• _Stated goal_: What follows is a listing. Return every line of it exactly.

(Records from a dataset)
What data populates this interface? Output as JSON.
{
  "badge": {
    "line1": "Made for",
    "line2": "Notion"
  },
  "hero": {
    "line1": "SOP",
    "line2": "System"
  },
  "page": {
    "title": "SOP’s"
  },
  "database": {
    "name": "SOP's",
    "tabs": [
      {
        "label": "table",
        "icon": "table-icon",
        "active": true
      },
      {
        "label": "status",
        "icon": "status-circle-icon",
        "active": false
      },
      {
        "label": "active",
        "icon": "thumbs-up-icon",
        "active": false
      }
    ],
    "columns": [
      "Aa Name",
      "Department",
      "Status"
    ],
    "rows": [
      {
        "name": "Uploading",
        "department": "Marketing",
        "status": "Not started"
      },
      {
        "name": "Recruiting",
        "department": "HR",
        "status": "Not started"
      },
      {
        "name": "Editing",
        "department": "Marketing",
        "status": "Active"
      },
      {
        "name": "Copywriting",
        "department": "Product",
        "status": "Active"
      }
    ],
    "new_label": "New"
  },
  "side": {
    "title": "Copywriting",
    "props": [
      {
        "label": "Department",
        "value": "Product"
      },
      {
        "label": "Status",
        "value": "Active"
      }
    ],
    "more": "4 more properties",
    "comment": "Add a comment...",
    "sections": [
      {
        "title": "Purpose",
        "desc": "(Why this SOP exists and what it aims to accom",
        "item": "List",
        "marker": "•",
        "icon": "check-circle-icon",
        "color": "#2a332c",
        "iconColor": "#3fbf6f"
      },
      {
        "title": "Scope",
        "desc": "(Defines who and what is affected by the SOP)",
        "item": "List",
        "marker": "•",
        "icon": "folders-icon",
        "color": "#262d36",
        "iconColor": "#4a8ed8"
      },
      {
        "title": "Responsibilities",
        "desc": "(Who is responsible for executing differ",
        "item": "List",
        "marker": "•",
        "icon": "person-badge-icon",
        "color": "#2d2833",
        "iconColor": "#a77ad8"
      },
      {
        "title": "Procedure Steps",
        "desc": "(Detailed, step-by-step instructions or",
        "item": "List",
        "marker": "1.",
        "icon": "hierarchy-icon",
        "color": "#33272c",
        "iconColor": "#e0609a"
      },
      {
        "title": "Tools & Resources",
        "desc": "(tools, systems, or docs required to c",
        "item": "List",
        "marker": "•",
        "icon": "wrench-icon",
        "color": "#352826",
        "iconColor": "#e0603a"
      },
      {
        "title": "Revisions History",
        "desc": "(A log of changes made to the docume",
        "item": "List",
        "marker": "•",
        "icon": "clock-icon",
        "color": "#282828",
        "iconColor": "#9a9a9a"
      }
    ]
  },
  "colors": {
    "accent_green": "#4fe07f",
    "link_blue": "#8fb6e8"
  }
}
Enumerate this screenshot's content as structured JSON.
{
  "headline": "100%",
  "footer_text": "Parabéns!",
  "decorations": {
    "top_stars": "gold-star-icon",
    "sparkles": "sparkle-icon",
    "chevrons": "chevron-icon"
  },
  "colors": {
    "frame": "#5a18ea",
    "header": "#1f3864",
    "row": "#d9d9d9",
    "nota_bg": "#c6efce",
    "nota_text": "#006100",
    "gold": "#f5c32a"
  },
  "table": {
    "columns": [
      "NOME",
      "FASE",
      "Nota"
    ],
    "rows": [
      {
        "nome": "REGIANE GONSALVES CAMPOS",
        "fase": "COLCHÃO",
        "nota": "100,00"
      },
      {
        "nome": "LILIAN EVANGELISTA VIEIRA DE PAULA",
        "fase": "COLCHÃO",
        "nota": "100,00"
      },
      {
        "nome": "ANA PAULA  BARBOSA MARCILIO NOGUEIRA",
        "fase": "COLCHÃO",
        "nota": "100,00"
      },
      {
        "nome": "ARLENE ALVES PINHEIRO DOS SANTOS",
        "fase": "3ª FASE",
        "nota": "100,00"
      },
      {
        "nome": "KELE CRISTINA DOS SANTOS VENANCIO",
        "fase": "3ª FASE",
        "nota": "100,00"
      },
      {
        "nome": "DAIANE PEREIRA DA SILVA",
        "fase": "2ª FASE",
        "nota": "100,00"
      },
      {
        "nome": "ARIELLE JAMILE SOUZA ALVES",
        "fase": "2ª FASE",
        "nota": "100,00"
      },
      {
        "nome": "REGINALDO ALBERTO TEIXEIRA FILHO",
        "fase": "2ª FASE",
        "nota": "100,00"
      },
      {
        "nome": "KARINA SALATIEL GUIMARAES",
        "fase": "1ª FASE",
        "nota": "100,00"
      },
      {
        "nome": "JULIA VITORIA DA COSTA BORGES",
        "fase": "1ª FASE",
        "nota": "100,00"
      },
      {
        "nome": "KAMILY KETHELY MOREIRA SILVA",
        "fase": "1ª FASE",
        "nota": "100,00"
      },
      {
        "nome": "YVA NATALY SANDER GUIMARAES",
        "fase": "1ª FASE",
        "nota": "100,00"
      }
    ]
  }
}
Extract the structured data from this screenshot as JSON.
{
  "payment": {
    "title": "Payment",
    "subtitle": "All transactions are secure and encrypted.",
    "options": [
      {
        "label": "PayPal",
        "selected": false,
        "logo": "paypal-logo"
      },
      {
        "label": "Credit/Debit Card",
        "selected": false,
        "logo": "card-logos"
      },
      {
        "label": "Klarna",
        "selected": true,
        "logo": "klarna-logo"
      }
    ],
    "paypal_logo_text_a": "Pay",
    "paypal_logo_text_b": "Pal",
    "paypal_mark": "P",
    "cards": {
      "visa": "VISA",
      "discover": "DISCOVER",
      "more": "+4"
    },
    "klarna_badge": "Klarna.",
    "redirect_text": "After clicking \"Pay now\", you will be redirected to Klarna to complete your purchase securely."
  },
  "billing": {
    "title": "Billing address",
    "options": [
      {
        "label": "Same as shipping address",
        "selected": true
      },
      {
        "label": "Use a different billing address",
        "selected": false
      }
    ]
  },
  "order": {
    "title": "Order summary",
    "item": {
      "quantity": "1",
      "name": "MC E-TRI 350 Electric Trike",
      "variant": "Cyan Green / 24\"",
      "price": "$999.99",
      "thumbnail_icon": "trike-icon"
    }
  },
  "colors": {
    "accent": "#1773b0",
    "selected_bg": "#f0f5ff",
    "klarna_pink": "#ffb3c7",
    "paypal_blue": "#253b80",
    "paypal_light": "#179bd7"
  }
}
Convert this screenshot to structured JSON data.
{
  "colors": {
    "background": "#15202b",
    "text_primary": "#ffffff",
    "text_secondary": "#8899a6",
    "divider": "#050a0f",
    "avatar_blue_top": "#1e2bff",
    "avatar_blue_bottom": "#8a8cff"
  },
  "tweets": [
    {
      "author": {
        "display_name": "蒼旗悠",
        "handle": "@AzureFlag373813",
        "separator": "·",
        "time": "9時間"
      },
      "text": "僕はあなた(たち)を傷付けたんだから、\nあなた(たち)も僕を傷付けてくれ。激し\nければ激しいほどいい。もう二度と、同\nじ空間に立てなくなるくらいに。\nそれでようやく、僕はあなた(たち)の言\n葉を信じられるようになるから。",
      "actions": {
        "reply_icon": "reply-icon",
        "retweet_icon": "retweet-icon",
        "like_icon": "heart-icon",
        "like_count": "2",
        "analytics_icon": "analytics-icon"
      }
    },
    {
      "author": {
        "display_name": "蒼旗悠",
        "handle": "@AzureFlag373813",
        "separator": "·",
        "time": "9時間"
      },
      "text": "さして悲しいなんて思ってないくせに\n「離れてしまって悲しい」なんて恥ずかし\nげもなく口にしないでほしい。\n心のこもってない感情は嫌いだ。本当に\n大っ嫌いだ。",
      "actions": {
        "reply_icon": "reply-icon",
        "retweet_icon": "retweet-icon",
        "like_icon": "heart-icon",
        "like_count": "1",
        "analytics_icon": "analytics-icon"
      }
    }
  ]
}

• _Task response_:
What data populates this interface? Output as JSON.
{
  "badge": {
    "line1": "Made for",
    "line2": "Notion"
  },
  "hero": {
    "line1": "SOP",
    "line2": "System"
  },
  "page": {
    "title": "SOP’s"
  },
  "database": {
    "name": "SOP's",
    "tabs": [
      {
        "label": "table",
        "icon": "table-icon",
        "active": true
      },
      {
        "label": "status",
        "icon": "status-circle-icon",
        "active": false
      },
      {
        "label": "active",
        "icon": "thumbs-up-icon",
        "active": false
      }
    ],
    "columns": [
      "Aa Name",
      "Department",
      "Status"
    ],
    "rows": [
      {
        "name": "Uploading",
        "department": "Marketing",
        "status": "Not started"
      },
      {
        "name": "Recruiting",
        "department": "HR",
        "status": "Not started"
      },
      {
        "name": "Editing",
        "department": "Marketing",
        "status": "Active"
      },
      {
        "name": "Copywriting",
        "department": "Product",
        "status": "Active"
      }
    ],
    "new_label": "New"
  },
  "side": {
    "title": "Copywriting",
    "props": [
      {
        "label": "Department",
        "value": "Product"
      },
      {
        "label": "Status",
        "value": "Active"
      }
    ],
    "more": "4 more properties",
    "comment": "Add a comment...",
    "sections": [
      {
        "title": "Purpose",
        "desc": "(Why this SOP exists and what it aims to accom",
        "item": "List",
        "marker": "•",
        "icon": "check-circle-icon",
        "color": "#2a332c",
        "iconColor": "#3fbf6f"
      },
      {
        "title": "Scope",
        "desc": "(Defines who and what is affected by the SOP)",
        "item": "List",
        "marker": "•",
        "icon": "folders-icon",
        "color": "#262d36",
        "iconColor": "#4a8ed8"
      },
      {
        "title": "Responsibilities",
        "desc": "(Who is responsible for executing differ",
        "item": "List",
        "marker": "•",
        "icon": "person-badge-icon",
        "color": "#2d2833",
        "iconColor": "#a77ad8"
      },
      {
        "title": "Procedure Steps",
        "desc": "(Detailed, step-by-step instructions or",
        "item": "List",
        "marker": "1.",
        "icon": "hierarchy-icon",
        "color": "#33272c",
        "iconColor": "#e0609a"
      },
      {
        "title": "Tools & Resources",
        "desc": "(tools, systems, or docs required to c",
        "item": "List",
        "marker": "•",
        "icon": "wrench-icon",
        "color": "#352826",
        "iconColor": "#e0603a"
      },
      {
        "title": "Revisions History",
        "desc": "(A log of changes made to the docume",
        "item": "List",
        "marker": "•",
        "icon": "clock-icon",
        "color": "#282828",
        "iconColor": "#9a9a9a"
      }
    ]
  },
  "colors": {
    "accent_green": "#4fe07f",
    "link_blue": "#8fb6e8"
  }
}
Enumerate this screenshot's content as structured JSON.
{
  "headline": "100%",
  "footer_text": "Parabéns!",
  "decorations": {
    "top_stars": "gold-star-icon",
    "sparkles": "sparkle-icon",
    "chevrons": "chevron-icon"
  },
  "colors": {
    "frame": "#5a18ea",
    "header": "#1f3864",
    "row": "#d9d9d9",
    "nota_bg": "#c6efce",
    "nota_text": "#006100",
    "gold": "#f5c32a"
  },
  "table": {
    "columns": [
      "NOME",
      "FASE",
      "Nota"
    ],
    "rows": [
      {
        "nome": "REGIANE GONSALVES CAMPOS",
        "fase": "COLCHÃO",
        "nota": "100,00"
      },
      {
        "nome": "LILIAN EVANGELISTA VIEIRA DE PAULA",
        "fase": "COLCHÃO",
        "nota": "100,00"
      },
      {
        "nome": "ANA PAULA  BARBOSA MARCILIO NOGUEIRA",
        "fase": "COLCHÃO",
        "nota": "100,00"
      },
      {
        "nome": "ARLENE ALVES PINHEIRO DOS SANTOS",
        "fase": "3ª FASE",
        "nota": "100,00"
      },
      {
        "nome": "KELE CRISTINA DOS SANTOS VENANCIO",
        "fase": "3ª FASE",
        "nota": "100,00"
      },
      {
        "nome": "DAIANE PEREIRA DA SILVA",
        "fase": "2ª FASE",
        "nota": "100,00"
      },
      {
        "nome": "ARIELLE JAMILE SOUZA ALVES",
        "fase": "2ª FASE",
        "nota": "100,00"
      },
      {
        "nome": "REGINALDO ALBERTO TEIXEIRA FILHO",
        "fase": "2ª FASE",
        "nota": "100,00"
      },
      {
        "nome": "KARINA SALATIEL GUIMARAES",
        "fase": "1ª FASE",
        "nota": "100,00"
      },
      {
        "nome": "JULIA VITORIA DA COSTA BORGES",
        "fase": "1ª FASE",
        "nota": "100,00"
      },
      {
        "nome": "KAMILY KETHELY MOREIRA SILVA",
        "fase": "1ª FASE",
        "nota": "100,00"
      },
      {
        "nome": "YVA NATALY SANDER GUIMARAES",
        "fase": "1ª FASE",
        "nota": "100,00"
      }
    ]
  }
}
Extract the structured data from this screenshot as JSON.
{
  "payment": {
    "title": "Payment",
    "subtitle": "All transactions are secure and encrypted.",
    "options": [
      {
        "label": "PayPal",
        "selected": false,
        "logo": "paypal-logo"
      },
      {
        "label": "Credit/Debit Card",
        "selected": false,
        "logo": "card-logos"
      },
      {
        "label": "Klarna",
        "selected": true,
        "logo": "klarna-logo"
      }
    ],
    "paypal_logo_text_a": "Pay",
    "paypal_logo_text_b": "Pal",
    "paypal_mark": "P",
    "cards": {
      "visa": "VISA",
      "discover": "DISCOVER",
      "more": "+4"
    },
    "klarna_badge": "Klarna.",
    "redirect_text": "After clicking \"Pay now\", you will be redirected to Klarna to complete your purchase securely."
  },
  "billing": {
    "title": "Billing address",
    "options": [
      {
        "label": "Same as shipping address",
        "selected": true
      },
      {
        "label": "Use a different billing address",
        "selected": false
      }
    ]
  },
  "order": {
    "title": "Order summary",
    "item": {
      "quantity": "1",
      "name": "MC E-TRI 350 Electric Trike",
      "variant": "Cyan Green / 24\"",
      "price": "$999.99",
      "thumbnail_icon": "trike-icon"
    }
  },
  "colors": {
    "accent": "#1773b0",
    "selected_bg": "#f0f5ff",
    "klarna_pink": "#ffb3c7",
    "paypal_blue": "#253b80",
    "paypal_light": "#179bd7"
  }
}
Convert this screenshot to structured JSON data.
{
  "colors": {
    "background": "#15202b",
    "text_primary": "#ffffff",
    "text_secondary": "#8899a6",
    "divider": "#050a0f",
    "avatar_blue_top": "#1e2bff",
    "avatar_blue_bottom": "#8a8cff"
  },
  "tweets": [
    {
      "author": {
        "display_name": "蒼旗悠",
        "handle": "@AzureFlag373813",
        "separator": "·",
        "time": "9時間"
      },
      "text": "僕はあなた(たち)を傷付けたんだから、\nあなた(たち)も僕を傷付けてくれ。激し\nければ激しいほどいい。もう二度と、同\nじ空間に立てなくなるくらいに。\nそれでようやく、僕はあなた(たち)の言\n葉を信じられるようになるから。",
      "actions": {
        "reply_icon": "reply-icon",
        "retweet_icon": "retweet-icon",
        "like_icon": "heart-icon",
        "like_count": "2",
        "analytics_icon": "analytics-icon"
      }
    },
    {
      "author": {
        "display_name": "蒼旗悠",
        "handle": "@AzureFlag373813",
        "separator": "·",
        "time": "9時間"
      },
      "text": "さして悲しいなんて思ってないくせに\n「離れてしまって悲しい」なんて恥ずかし\nげもなく口にしないでほしい。\n心のこもってない感情は嫌いだ。本当に\n大っ嫌いだ。",
      "actions": {
        "reply_icon": "reply-icon",
        "retweet_icon": "retweet-icon",
        "like_icon": "heart-icon",
        "like_count": "1",
        "analytics_icon": "analytics-icon"
      }
    }
  ]
}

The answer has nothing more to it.